WRITTEN EXERCISE:
Every record must be written out once more, with nothing added or omitted.

[Excerpts from a figure dataset]
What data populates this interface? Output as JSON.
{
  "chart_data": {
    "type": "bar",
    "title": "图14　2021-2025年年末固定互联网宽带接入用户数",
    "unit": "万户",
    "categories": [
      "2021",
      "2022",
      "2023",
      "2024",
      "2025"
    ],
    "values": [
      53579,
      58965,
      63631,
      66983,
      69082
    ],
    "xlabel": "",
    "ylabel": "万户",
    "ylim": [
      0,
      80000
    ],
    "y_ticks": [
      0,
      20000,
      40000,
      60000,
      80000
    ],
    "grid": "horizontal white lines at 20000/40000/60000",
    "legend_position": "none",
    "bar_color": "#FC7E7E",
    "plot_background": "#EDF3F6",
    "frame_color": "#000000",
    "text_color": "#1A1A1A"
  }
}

RESPONSE TO THIS TASK:
What data populates this interface? Output as JSON.
{
  "chart_data": {
    "type": "bar",
    "title": "图14　2021-2025年年末固定互联网宽带接入用户数",
    "unit": "万户",
    "categories": [
      "2021",
      "2022",
      "2023",
      "2024",
      "2025"
    ],
    "values": [
      53579,
      58965,
      63631,
      66983,
      69082
    ],
    "xlabel": "",
    "ylabel": "万户",
    "ylim": [
      0,
      80000
    ],
    "y_ticks": [
      0,
      20000,
      40000,
      60000,
      80000
    ],
    "grid": "horizontal white lines at 20000/40000/60000",
    "legend_position": "none",
    "bar_color": "#FC7E7E",
    "plot_background": "#EDF3F6",
    "frame_color": "#000000",
    "text_color": "#1A1A1A"
  }
}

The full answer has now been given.